Records contained in a dataset
-=-=-
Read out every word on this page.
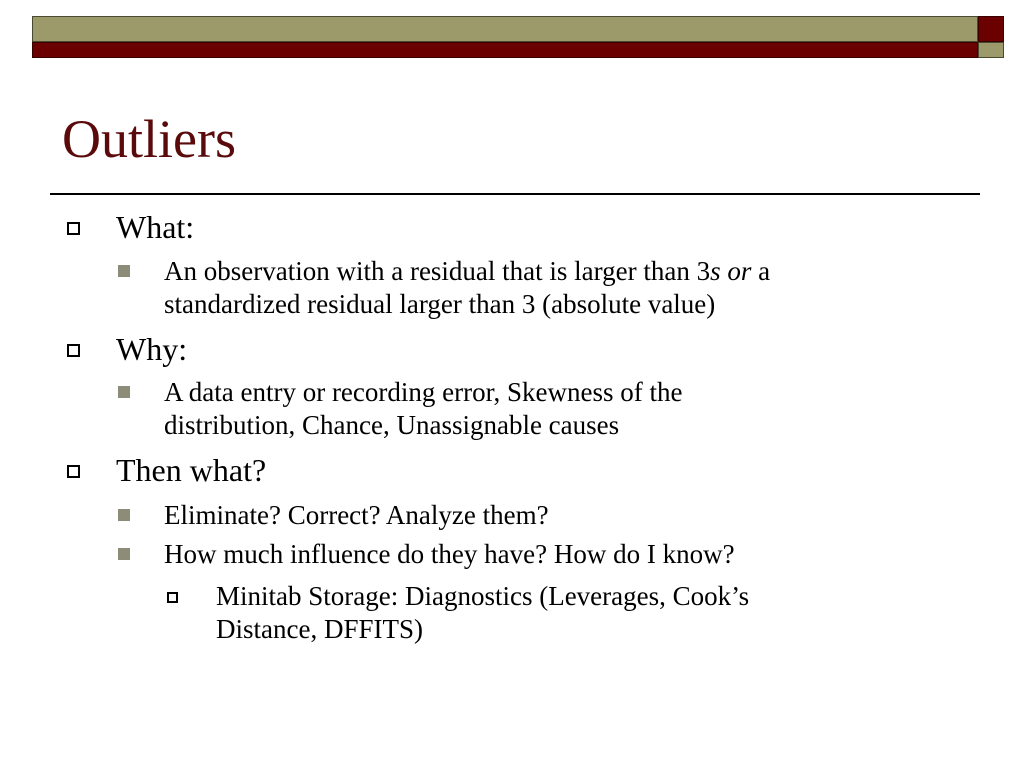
Outliers
What:
An observation with a residual that is larger than 3s or a
standardized residual larger than 3 (absolute value)
Why:
A data entry or recording error, Skewness of the
distribution, Chance, Unassignable causes
Then what?
Eliminate? Correct? Analyze them?
How much influence do they have? How do I know?
Minitab Storage: Diagnostics (Leverages, Cook’s
Distance, DFFITS)
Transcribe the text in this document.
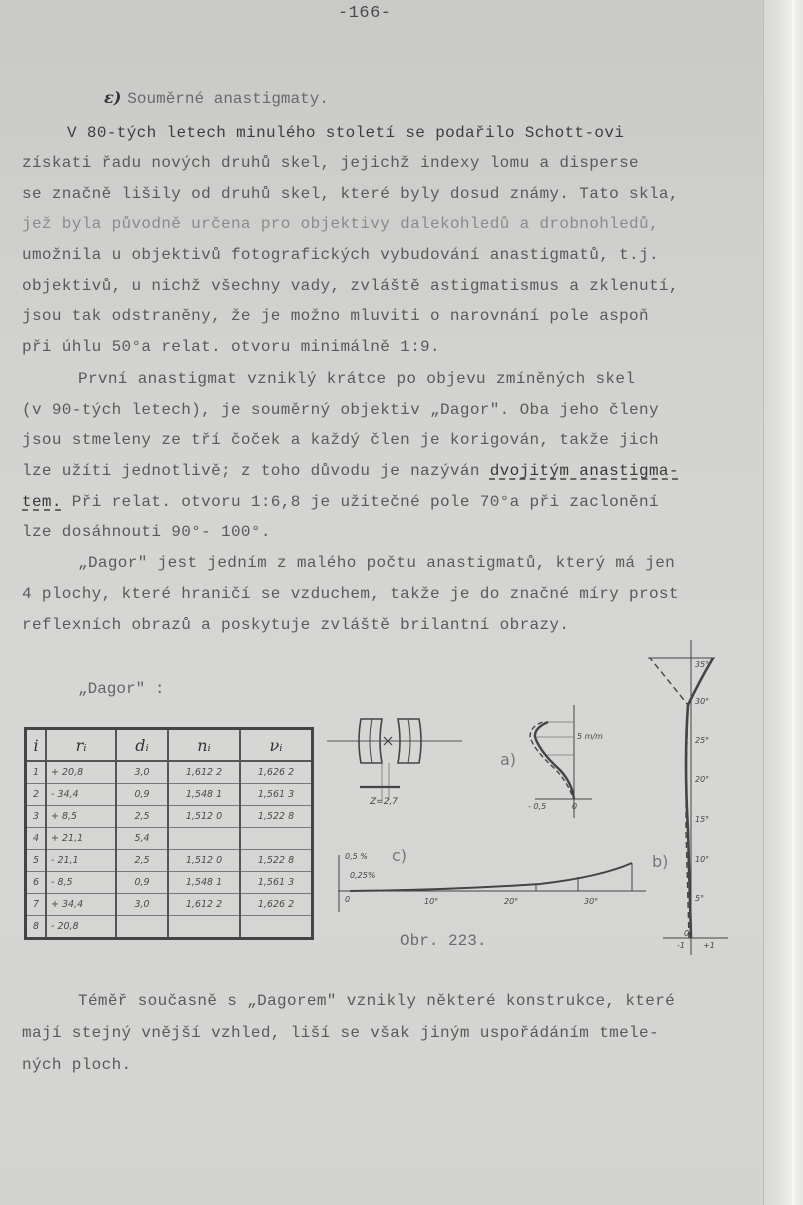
-166-
ε) Souměrné anastigmaty.
V 80-tých letech minulého století se podařilo Schott-ovi
získati řadu nových druhů skel, jejichž indexy lomu a disperse
se značně lišily od druhů skel, které byly dosud známy. Tato skla,
jež byla původně určena pro objektivy dalekohledů a drobnohledů,
umožnila u objektivů fotografických vybudování anastigmatů, t.j.
objektivů, u nichž všechny vady, zvláště astigmatismus a zklenutí,
jsou tak odstraněny, že je možno mluviti o narovnání pole aspoň
při úhlu 50°a relat. otvoru minimálně 1:9.
První anastigmat vzniklý krátce po objevu zmíněných skel
(v 90-tých letech), je souměrný objektiv „Dagor". Oba jeho členy
jsou stmeleny ze tří čoček a každý člen je korigován, takže jich
lze užíti jednotlivě; z toho důvodu je nazýván dvojitým anastigma-
tem. Při relat. otvoru 1:6,8 je užitečné pole 70°a při zaclonění
lze dosáhnouti 90°- 100°.
„Dagor" jest jedním z malého počtu anastigmatů, který má jen
4 plochy, které hraničí se vzduchem, takže je do značné míry prost
reflexních obrazů a poskytuje zvláště brilantní obrazy.
„Dagor" :
i	rᵢ	dᵢ	nᵢ	νᵢ
1	+ 20,8	3,0	1,612 2	1,626 2
2	- 34,4	0,9	1,548 1	1,561 3
3	+ 8,5	2,5	1,512 0	1,522 8
4	+ 21,1	5,4		
5	- 21,1	2,5	1,512 0	1,522 8
6	- 8,5	0,9	1,548 1	1,561 3
7	+ 34,4	3,0	1,612 2	1,626 2
8	- 20,8			
Z=2,7
a)
5 m/m
- 0,5	0
b)
35°
30°
25°
20°
15°
10°
5°
0
-1 +1
c)
0,5 %
0,25%
0	10°	20°	30°
Obr. 223.
Téměř současně s „Dagorem" vznikly některé konstrukce, které
mají stejný vnější vzhled, liší se však jiným uspořádáním tmele-
ných ploch.
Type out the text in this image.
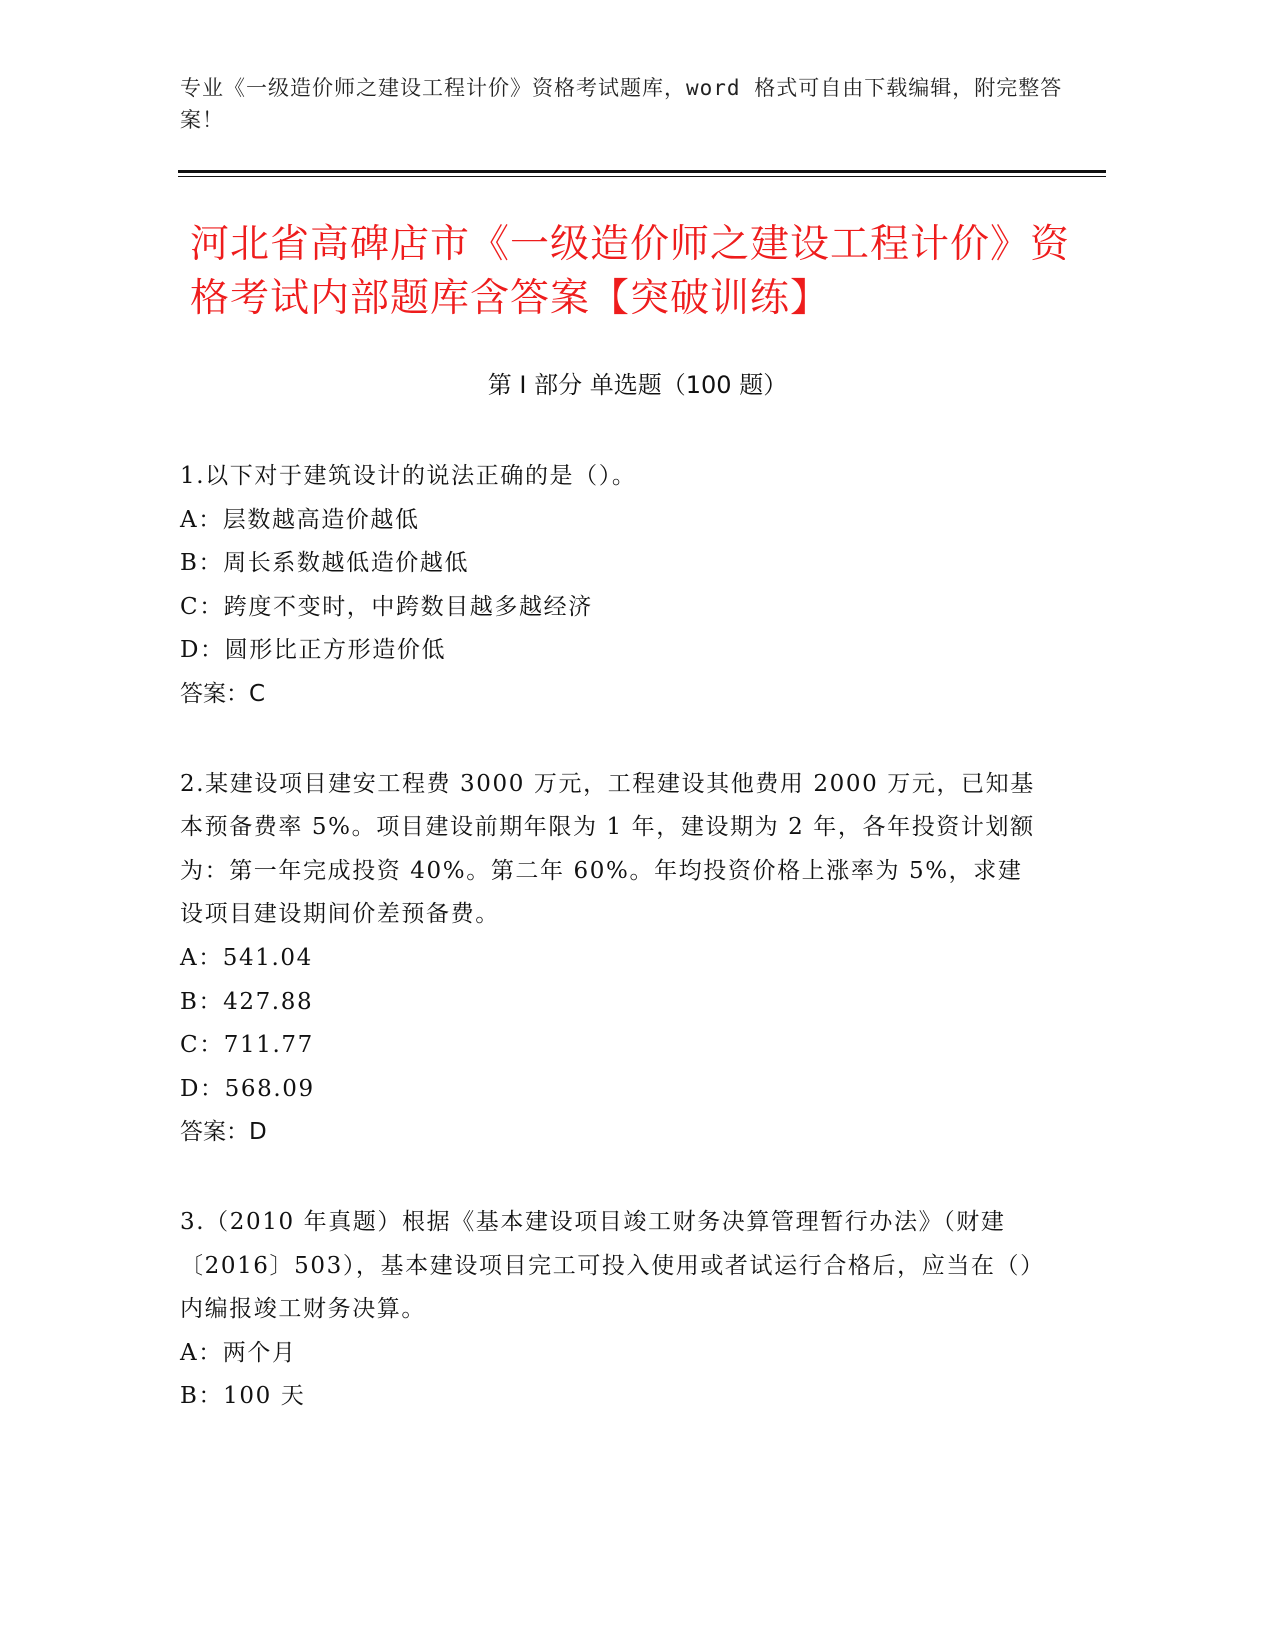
专业《一级造价师之建设工程计价》资格考试题库，word 格式可自由下载编辑，附完整答案！
河北省高碑店市《一级造价师之建设工程计价》资格考试内部题库含答案【突破训练】
第 I 部分 单选题（100 题）

1.以下对于建筑设计的说法正确的是（）。

A：层数越高造价越低

B：周长系数越低造价越低

C：跨度不变时，中跨数目越多越经济

D：圆形比正方形造价低

答案：C

2.某建设项目建安工程费 3000 万元，工程建设其他费用 2000 万元，已知基本预备费率 5%。项目建设前期年限为 1 年，建设期为 2 年，各年投资计划额为：第一年完成投资 40%。第二年 60%。年均投资价格上涨率为 5%，求建设项目建设期间价差预备费。

A：541.04

B：427.88

C：711.77

D：568.09

答案：D

3.（2010 年真题）根据《基本建设项目竣工财务决算管理暂行办法》（财建〔2016〕503），基本建设项目完工可投入使用或者试运行合格后，应当在（）内编报竣工财务决算。

A：两个月

B：100 天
-=-=-
*STATED EXERCISE*: Above are records with pictures; repeat the records exactly and leave the pictures out.

*RESPONSE*:
Read out every word on this page.
Outliers
What:
An observation with a residual that is larger than 3s or a
standardized residual larger than 3 (absolute value)
Why:
A data entry or recording error, Skewness of the
distribution, Chance, Unassignable causes
Then what?
Eliminate? Correct? Analyze them?
How much influence do they have? How do I know?
Minitab Storage: Diagnostics (Leverages, Cook’s
Distance, DFFITS)
Transcribe the text in this document.
-166-
ε) Souměrné anastigmaty.
V 80-tých letech minulého století se podařilo Schott-ovi
získati řadu nových druhů skel, jejichž indexy lomu a disperse
se značně lišily od druhů skel, které byly dosud známy. Tato skla,
jež byla původně určena pro objektivy dalekohledů a drobnohledů,
umožnila u objektivů fotografických vybudování anastigmatů, t.j.
objektivů, u nichž všechny vady, zvláště astigmatismus a zklenutí,
jsou tak odstraněny, že je možno mluviti o narovnání pole aspoň
při úhlu 50°a relat. otvoru minimálně 1:9.
První anastigmat vzniklý krátce po objevu zmíněných skel
(v 90-tých letech), je souměrný objektiv „Dagor". Oba jeho členy
jsou stmeleny ze tří čoček a každý člen je korigován, takže jich
lze užíti jednotlivě; z toho důvodu je nazýván dvojitým anastigma-
tem. Při relat. otvoru 1:6,8 je užitečné pole 70°a při zaclonění
lze dosáhnouti 90°- 100°.
„Dagor" jest jedním z malého počtu anastigmatů, který má jen
4 plochy, které hraničí se vzduchem, takže je do značné míry prost
reflexních obrazů a poskytuje zvláště brilantní obrazy.
„Dagor" :
i	rᵢ	dᵢ	nᵢ	νᵢ
1	+ 20,8	3,0	1,612 2	1,626 2
2	- 34,4	0,9	1,548 1	1,561 3
3	+ 8,5	2,5	1,512 0	1,522 8
4	+ 21,1	5,4		
5	- 21,1	2,5	1,512 0	1,522 8
6	- 8,5	0,9	1,548 1	1,561 3
7	+ 34,4	3,0	1,612 2	1,626 2
8	- 20,8			
Z=2,7
a)
5 m/m
- 0,5	0
b)
35°
30°
25°
20°
15°
10°
5°
0
-1 +1
c)
0,5 %
0,25%
0	10°	20°	30°
Obr. 223.
Téměř současně s „Dagorem" vznikly některé konstrukce, které
mají stejný vnější vzhled, liší se však jiným uspořádáním tmele-
ných ploch.
Type out the text in this image.
专业《一级造价师之建设工程计价》资格考试题库，word 格式可自由下载编辑，附完整答案！
河北省高碑店市《一级造价师之建设工程计价》资格考试内部题库含答案【突破训练】
第 I 部分 单选题（100 题）

1.以下对于建筑设计的说法正确的是（）。

A：层数越高造价越低

B：周长系数越低造价越低

C：跨度不变时，中跨数目越多越经济

D：圆形比正方形造价低

答案：C

2.某建设项目建安工程费 3000 万元，工程建设其他费用 2000 万元，已知基本预备费率 5%。项目建设前期年限为 1 年，建设期为 2 年，各年投资计划额为：第一年完成投资 40%。第二年 60%。年均投资价格上涨率为 5%，求建设项目建设期间价差预备费。

A：541.04

B：427.88

C：711.77

D：568.09

答案：D

3.（2010 年真题）根据《基本建设项目竣工财务决算管理暂行办法》（财建〔2016〕503），基本建设项目完工可投入使用或者试运行合格后，应当在（）内编报竣工财务决算。

A：两个月

B：100 天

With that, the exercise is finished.